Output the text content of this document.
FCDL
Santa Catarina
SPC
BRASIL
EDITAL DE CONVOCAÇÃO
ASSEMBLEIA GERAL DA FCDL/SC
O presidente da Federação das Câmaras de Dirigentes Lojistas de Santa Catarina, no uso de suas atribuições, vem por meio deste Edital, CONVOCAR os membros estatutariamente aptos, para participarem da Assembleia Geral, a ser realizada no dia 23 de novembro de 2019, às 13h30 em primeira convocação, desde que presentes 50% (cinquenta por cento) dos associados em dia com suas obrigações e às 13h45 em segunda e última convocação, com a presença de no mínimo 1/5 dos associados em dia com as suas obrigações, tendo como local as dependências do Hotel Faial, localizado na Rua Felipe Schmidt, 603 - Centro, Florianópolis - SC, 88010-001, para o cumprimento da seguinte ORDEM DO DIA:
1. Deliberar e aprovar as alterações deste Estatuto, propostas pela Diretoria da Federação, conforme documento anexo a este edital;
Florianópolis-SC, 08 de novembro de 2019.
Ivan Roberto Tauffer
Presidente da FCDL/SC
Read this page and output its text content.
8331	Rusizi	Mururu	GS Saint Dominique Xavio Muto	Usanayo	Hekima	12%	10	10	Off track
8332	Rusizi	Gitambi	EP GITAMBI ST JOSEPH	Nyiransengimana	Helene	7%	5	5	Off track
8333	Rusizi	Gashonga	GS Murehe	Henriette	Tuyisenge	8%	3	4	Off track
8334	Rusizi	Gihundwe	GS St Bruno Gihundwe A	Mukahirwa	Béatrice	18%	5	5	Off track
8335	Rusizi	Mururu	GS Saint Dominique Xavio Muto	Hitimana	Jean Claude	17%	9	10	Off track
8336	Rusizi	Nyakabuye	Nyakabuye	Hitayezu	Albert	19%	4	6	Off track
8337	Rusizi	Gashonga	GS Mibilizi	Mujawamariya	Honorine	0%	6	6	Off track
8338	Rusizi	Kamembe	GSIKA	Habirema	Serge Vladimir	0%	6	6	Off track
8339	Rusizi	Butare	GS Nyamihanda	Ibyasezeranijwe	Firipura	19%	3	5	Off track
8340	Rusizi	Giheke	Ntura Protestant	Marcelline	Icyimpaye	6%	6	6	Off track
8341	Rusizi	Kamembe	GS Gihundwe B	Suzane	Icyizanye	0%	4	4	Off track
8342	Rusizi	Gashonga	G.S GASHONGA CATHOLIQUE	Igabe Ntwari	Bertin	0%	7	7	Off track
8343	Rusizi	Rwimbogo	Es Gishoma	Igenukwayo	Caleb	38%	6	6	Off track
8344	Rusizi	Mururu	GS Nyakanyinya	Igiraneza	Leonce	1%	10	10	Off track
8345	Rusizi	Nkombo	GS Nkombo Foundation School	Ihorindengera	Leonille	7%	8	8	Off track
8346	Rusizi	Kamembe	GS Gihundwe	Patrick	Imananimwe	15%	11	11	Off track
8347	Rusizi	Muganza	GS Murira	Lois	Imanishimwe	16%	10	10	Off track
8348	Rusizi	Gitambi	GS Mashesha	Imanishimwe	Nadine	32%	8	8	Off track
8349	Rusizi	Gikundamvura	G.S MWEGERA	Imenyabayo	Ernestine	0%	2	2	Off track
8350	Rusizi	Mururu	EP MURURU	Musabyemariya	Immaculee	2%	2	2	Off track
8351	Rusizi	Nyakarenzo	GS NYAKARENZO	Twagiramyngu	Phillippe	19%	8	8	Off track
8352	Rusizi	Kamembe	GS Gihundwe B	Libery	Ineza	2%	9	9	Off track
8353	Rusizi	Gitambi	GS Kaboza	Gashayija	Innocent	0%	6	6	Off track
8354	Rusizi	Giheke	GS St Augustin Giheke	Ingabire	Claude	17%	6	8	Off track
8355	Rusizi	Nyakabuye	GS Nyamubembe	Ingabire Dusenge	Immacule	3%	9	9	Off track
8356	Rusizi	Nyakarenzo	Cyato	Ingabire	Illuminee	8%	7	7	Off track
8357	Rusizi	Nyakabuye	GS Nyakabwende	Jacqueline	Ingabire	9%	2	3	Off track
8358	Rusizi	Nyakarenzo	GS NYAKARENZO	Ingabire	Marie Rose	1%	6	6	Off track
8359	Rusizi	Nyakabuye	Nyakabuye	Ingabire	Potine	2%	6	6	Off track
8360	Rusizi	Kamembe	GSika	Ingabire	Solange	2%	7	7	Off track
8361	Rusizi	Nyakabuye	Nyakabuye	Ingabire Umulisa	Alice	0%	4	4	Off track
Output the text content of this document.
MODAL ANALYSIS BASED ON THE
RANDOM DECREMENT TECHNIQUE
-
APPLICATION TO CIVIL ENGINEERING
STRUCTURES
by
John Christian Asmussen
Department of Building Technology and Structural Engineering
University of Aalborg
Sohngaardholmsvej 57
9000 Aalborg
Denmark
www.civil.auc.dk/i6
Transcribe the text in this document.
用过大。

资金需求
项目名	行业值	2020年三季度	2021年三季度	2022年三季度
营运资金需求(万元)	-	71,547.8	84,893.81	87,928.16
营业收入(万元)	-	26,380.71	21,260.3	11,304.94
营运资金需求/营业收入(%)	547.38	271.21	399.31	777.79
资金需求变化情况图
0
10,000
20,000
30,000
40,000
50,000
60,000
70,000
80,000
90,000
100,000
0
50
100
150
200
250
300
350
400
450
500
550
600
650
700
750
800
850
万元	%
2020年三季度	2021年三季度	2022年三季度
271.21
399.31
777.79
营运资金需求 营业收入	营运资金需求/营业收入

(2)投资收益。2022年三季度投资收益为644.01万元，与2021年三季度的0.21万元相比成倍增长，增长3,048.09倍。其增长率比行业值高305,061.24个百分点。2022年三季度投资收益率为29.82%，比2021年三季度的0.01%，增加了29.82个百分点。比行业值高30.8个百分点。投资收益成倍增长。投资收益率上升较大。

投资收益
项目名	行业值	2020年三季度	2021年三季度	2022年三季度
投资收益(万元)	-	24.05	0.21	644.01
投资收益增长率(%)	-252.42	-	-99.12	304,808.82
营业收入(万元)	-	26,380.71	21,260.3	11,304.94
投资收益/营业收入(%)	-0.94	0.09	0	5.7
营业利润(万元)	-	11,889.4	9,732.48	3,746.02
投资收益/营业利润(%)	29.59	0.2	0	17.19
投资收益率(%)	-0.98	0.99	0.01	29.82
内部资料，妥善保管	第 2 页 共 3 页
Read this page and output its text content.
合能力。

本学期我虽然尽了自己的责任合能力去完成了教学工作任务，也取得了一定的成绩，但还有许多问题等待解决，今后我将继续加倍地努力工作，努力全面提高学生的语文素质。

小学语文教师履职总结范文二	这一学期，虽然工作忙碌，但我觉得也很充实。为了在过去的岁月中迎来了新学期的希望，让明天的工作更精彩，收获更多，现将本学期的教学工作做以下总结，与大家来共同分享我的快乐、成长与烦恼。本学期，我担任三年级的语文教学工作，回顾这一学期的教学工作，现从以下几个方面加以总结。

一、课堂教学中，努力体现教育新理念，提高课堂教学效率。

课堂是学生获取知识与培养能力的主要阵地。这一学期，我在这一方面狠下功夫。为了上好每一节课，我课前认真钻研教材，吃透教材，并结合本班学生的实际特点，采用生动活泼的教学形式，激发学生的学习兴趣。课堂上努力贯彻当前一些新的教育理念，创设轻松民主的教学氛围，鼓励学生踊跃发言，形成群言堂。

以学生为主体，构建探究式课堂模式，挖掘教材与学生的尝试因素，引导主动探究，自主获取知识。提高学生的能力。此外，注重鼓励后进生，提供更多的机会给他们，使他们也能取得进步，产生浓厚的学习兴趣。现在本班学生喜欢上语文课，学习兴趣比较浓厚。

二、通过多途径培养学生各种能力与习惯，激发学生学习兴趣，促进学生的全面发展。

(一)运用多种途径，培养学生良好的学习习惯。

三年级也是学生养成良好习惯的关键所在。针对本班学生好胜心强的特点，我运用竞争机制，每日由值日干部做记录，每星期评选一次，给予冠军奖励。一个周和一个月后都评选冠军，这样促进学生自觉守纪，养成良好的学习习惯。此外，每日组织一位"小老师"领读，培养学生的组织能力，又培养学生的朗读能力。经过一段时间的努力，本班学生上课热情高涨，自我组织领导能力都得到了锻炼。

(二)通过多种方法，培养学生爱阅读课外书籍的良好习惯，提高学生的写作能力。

---------------

▸ **THE EXERCISE**
Scan the material above. Copy each line where "Xavio" occurs.

▸ **WRITTEN SOLUTION**
8331	Rusizi	Mururu	GS Saint Dominique Xavio Muto	Usanayo	Hekima	12%	10	10	Off track
8335	Rusizi	Mururu	GS Saint Dominique Xavio Muto	Hitimana	Jean Claude	17%	9	10	Off track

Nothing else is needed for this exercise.